[TASK OBJECTIVE]:
All of the material below is to be repeated exactly.

[SUPPLIED MATERIAL]:
.....

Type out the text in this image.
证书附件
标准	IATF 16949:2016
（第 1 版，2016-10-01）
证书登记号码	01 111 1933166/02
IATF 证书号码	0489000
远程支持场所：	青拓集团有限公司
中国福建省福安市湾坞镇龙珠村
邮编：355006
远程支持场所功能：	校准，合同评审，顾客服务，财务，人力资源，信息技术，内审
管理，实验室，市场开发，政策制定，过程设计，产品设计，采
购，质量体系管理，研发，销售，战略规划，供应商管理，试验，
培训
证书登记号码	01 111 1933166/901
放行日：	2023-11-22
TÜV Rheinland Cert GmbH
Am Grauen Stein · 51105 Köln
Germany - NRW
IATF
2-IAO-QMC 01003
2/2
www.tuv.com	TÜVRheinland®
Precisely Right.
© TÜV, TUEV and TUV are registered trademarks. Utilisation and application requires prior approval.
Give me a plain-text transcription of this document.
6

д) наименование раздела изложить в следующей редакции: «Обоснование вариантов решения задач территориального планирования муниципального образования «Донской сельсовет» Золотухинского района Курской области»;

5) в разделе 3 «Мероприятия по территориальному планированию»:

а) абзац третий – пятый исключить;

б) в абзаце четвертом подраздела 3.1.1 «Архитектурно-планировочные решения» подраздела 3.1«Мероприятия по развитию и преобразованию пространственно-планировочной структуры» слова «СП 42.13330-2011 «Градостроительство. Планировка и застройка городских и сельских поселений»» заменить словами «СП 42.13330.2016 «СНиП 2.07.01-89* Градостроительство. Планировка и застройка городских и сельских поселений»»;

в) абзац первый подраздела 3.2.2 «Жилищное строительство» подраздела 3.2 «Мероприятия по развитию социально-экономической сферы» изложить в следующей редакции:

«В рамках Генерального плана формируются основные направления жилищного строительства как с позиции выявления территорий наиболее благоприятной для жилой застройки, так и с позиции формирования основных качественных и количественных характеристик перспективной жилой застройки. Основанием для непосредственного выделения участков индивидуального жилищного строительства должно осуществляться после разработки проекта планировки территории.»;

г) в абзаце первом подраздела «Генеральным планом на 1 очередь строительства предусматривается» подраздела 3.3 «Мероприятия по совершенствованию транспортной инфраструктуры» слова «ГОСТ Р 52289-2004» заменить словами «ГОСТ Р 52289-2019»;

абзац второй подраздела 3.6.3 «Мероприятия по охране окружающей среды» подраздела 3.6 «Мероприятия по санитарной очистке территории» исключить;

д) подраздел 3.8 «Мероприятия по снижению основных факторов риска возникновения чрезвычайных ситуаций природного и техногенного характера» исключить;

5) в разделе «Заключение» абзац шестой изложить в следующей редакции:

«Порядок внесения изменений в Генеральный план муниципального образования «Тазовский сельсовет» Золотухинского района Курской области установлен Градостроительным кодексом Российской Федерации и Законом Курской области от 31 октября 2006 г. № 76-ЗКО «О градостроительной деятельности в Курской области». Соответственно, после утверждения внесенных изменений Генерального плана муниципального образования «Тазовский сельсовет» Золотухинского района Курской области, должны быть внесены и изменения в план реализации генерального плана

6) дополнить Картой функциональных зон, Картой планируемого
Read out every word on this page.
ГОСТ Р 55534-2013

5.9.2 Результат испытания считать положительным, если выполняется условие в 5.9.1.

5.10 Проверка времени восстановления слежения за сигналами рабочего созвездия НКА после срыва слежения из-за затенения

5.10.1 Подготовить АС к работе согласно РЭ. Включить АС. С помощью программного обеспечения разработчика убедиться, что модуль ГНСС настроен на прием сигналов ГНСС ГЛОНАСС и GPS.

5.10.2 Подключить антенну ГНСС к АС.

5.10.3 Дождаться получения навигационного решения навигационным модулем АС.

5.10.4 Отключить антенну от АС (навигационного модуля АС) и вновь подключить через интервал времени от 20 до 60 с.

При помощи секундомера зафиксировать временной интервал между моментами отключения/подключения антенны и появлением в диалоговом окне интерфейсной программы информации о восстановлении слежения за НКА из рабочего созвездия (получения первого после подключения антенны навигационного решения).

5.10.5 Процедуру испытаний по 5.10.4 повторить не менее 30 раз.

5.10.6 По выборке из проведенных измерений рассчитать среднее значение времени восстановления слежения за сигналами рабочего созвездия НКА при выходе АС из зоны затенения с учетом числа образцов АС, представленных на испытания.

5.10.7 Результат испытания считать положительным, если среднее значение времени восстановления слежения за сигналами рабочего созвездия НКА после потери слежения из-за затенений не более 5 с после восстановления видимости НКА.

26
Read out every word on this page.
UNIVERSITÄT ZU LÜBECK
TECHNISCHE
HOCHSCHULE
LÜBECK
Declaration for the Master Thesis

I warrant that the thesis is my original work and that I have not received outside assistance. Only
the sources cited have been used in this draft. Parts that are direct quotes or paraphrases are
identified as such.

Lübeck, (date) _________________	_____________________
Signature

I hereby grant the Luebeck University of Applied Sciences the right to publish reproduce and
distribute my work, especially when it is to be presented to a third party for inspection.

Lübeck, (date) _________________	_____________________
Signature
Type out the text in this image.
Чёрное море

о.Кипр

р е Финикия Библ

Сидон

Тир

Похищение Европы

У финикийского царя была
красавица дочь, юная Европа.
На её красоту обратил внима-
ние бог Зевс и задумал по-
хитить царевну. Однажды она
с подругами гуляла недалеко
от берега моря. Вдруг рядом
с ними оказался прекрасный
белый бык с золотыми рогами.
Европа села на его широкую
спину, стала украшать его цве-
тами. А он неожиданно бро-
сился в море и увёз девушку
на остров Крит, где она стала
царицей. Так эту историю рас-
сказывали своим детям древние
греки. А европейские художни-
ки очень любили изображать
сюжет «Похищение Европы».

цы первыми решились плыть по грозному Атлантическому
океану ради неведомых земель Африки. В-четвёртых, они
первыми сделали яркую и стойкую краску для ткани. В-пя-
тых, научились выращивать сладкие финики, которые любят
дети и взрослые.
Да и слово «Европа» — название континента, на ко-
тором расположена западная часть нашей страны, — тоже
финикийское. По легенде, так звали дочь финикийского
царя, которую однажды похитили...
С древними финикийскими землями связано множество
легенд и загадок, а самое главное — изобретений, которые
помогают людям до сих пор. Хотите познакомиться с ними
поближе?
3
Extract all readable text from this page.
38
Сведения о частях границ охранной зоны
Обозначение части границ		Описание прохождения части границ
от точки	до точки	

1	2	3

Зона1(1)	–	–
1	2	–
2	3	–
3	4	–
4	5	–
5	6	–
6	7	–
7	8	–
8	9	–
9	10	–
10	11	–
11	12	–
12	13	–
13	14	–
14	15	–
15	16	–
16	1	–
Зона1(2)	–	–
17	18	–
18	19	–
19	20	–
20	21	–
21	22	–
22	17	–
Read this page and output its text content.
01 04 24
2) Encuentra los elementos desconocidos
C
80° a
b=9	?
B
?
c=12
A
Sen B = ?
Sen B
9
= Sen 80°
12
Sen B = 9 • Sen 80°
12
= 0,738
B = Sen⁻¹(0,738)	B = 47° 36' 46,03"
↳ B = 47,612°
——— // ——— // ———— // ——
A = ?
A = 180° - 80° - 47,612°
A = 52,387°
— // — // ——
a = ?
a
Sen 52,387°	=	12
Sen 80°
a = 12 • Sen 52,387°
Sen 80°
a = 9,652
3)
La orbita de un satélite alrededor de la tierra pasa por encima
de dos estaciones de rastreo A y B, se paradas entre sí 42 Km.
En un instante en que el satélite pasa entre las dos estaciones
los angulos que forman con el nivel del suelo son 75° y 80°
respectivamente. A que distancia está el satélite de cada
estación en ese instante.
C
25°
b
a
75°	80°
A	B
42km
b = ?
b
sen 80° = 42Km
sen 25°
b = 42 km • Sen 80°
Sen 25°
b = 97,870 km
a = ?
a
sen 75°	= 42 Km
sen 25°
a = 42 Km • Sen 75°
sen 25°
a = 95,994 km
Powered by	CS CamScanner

.....

[CORRECT RESPONSE]:
Type out the text in this image.
证书附件
标准	IATF 16949:2016
（第 1 版，2016-10-01）
证书登记号码	01 111 1933166/02
IATF 证书号码	0489000
远程支持场所：	青拓集团有限公司
中国福建省福安市湾坞镇龙珠村
邮编：355006
远程支持场所功能：	校准，合同评审，顾客服务，财务，人力资源，信息技术，内审
管理，实验室，市场开发，政策制定，过程设计，产品设计，采
购，质量体系管理，研发，销售，战略规划，供应商管理，试验，
培训
证书登记号码	01 111 1933166/901
放行日：	2023-11-22
TÜV Rheinland Cert GmbH
Am Grauen Stein · 51105 Köln
Germany - NRW
IATF
2-IAO-QMC 01003
2/2
www.tuv.com	TÜVRheinland®
Precisely Right.
© TÜV, TUEV and TUV are registered trademarks. Utilisation and application requires prior approval.
Give me a plain-text transcription of this document.
6

д) наименование раздела изложить в следующей редакции: «Обоснование вариантов решения задач территориального планирования муниципального образования «Донской сельсовет» Золотухинского района Курской области»;

5) в разделе 3 «Мероприятия по территориальному планированию»:

а) абзац третий – пятый исключить;

б) в абзаце четвертом подраздела 3.1.1 «Архитектурно-планировочные решения» подраздела 3.1«Мероприятия по развитию и преобразованию пространственно-планировочной структуры» слова «СП 42.13330-2011 «Градостроительство. Планировка и застройка городских и сельских поселений»» заменить словами «СП 42.13330.2016 «СНиП 2.07.01-89* Градостроительство. Планировка и застройка городских и сельских поселений»»;

в) абзац первый подраздела 3.2.2 «Жилищное строительство» подраздела 3.2 «Мероприятия по развитию социально-экономической сферы» изложить в следующей редакции:

«В рамках Генерального плана формируются основные направления жилищного строительства как с позиции выявления территорий наиболее благоприятной для жилой застройки, так и с позиции формирования основных качественных и количественных характеристик перспективной жилой застройки. Основанием для непосредственного выделения участков индивидуального жилищного строительства должно осуществляться после разработки проекта планировки территории.»;

г) в абзаце первом подраздела «Генеральным планом на 1 очередь строительства предусматривается» подраздела 3.3 «Мероприятия по совершенствованию транспортной инфраструктуры» слова «ГОСТ Р 52289-2004» заменить словами «ГОСТ Р 52289-2019»;

абзац второй подраздела 3.6.3 «Мероприятия по охране окружающей среды» подраздела 3.6 «Мероприятия по санитарной очистке территории» исключить;

д) подраздел 3.8 «Мероприятия по снижению основных факторов риска возникновения чрезвычайных ситуаций природного и техногенного характера» исключить;

5) в разделе «Заключение» абзац шестой изложить в следующей редакции:

«Порядок внесения изменений в Генеральный план муниципального образования «Тазовский сельсовет» Золотухинского района Курской области установлен Градостроительным кодексом Российской Федерации и Законом Курской области от 31 октября 2006 г. № 76-ЗКО «О градостроительной деятельности в Курской области». Соответственно, после утверждения внесенных изменений Генерального плана муниципального образования «Тазовский сельсовет» Золотухинского района Курской области, должны быть внесены и изменения в план реализации генерального плана

6) дополнить Картой функциональных зон, Картой планируемого
Read out every word on this page.
ГОСТ Р 55534-2013

5.9.2 Результат испытания считать положительным, если выполняется условие в 5.9.1.

5.10 Проверка времени восстановления слежения за сигналами рабочего созвездия НКА после срыва слежения из-за затенения

5.10.1 Подготовить АС к работе согласно РЭ. Включить АС. С помощью программного обеспечения разработчика убедиться, что модуль ГНСС настроен на прием сигналов ГНСС ГЛОНАСС и GPS.

5.10.2 Подключить антенну ГНСС к АС.

5.10.3 Дождаться получения навигационного решения навигационным модулем АС.

5.10.4 Отключить антенну от АС (навигационного модуля АС) и вновь подключить через интервал времени от 20 до 60 с.

При помощи секундомера зафиксировать временной интервал между моментами отключения/подключения антенны и появлением в диалоговом окне интерфейсной программы информации о восстановлении слежения за НКА из рабочего созвездия (получения первого после подключения антенны навигационного решения).

5.10.5 Процедуру испытаний по 5.10.4 повторить не менее 30 раз.

5.10.6 По выборке из проведенных измерений рассчитать среднее значение времени восстановления слежения за сигналами рабочего созвездия НКА при выходе АС из зоны затенения с учетом числа образцов АС, представленных на испытания.

5.10.7 Результат испытания считать положительным, если среднее значение времени восстановления слежения за сигналами рабочего созвездия НКА после потери слежения из-за затенений не более 5 с после восстановления видимости НКА.

26
Read out every word on this page.
UNIVERSITÄT ZU LÜBECK
TECHNISCHE
HOCHSCHULE
LÜBECK
Declaration for the Master Thesis

I warrant that the thesis is my original work and that I have not received outside assistance. Only
the sources cited have been used in this draft. Parts that are direct quotes or paraphrases are
identified as such.

Lübeck, (date) _________________	_____________________
Signature

I hereby grant the Luebeck University of Applied Sciences the right to publish reproduce and
distribute my work, especially when it is to be presented to a third party for inspection.

Lübeck, (date) _________________	_____________________
Signature
Type out the text in this image.
Чёрное море

о.Кипр

р е Финикия Библ

Сидон

Тир

Похищение Европы

У финикийского царя была
красавица дочь, юная Европа.
На её красоту обратил внима-
ние бог Зевс и задумал по-
хитить царевну. Однажды она
с подругами гуляла недалеко
от берега моря. Вдруг рядом
с ними оказался прекрасный
белый бык с золотыми рогами.
Европа села на его широкую
спину, стала украшать его цве-
тами. А он неожиданно бро-
сился в море и увёз девушку
на остров Крит, где она стала
царицей. Так эту историю рас-
сказывали своим детям древние
греки. А европейские художни-
ки очень любили изображать
сюжет «Похищение Европы».

цы первыми решились плыть по грозному Атлантическому
океану ради неведомых земель Африки. В-четвёртых, они
первыми сделали яркую и стойкую краску для ткани. В-пя-
тых, научились выращивать сладкие финики, которые любят
дети и взрослые.
Да и слово «Европа» — название континента, на ко-
тором расположена западная часть нашей страны, — тоже
финикийское. По легенде, так звали дочь финикийского
царя, которую однажды похитили...
С древними финикийскими землями связано множество
легенд и загадок, а самое главное — изобретений, которые
помогают людям до сих пор. Хотите познакомиться с ними
поближе?
3
Extract all readable text from this page.
38
Сведения о частях границ охранной зоны
Обозначение части границ		Описание прохождения части границ
от точки	до точки	

1	2	3

Зона1(1)	–	–
1	2	–
2	3	–
3	4	–
4	5	–
5	6	–
6	7	–
7	8	–
8	9	–
9	10	–
10	11	–
11	12	–
12	13	–
13	14	–
14	15	–
15	16	–
16	1	–
Зона1(2)	–	–
17	18	–
18	19	–
19	20	–
20	21	–
21	22	–
22	17	–
Read this page and output its text content.
01 04 24
2) Encuentra los elementos desconocidos
C
80° a
b=9	?
B
?
c=12
A
Sen B = ?
Sen B
9
= Sen 80°
12
Sen B = 9 • Sen 80°
12
= 0,738
B = Sen⁻¹(0,738)	B = 47° 36' 46,03"
↳ B = 47,612°
——— // ——— // ———— // ——
A = ?
A = 180° - 80° - 47,612°
A = 52,387°
— // — // ——
a = ?
a
Sen 52,387°	=	12
Sen 80°
a = 12 • Sen 52,387°
Sen 80°
a = 9,652
3)
La orbita de un satélite alrededor de la tierra pasa por encima
de dos estaciones de rastreo A y B, se paradas entre sí 42 Km.
En un instante en que el satélite pasa entre las dos estaciones
los angulos que forman con el nivel del suelo son 75° y 80°
respectivamente. A que distancia está el satélite de cada
estación en ese instante.
C
25°
b
a
75°	80°
A	B
42km
b = ?
b
sen 80° = 42Km
sen 25°
b = 42 km • Sen 80°
Sen 25°
b = 97,870 km
a = ?
a
sen 75°	= 42 Km
sen 25°
a = 42 Km • Sen 75°
sen 25°
a = 95,994 km
Powered by	CS CamScanner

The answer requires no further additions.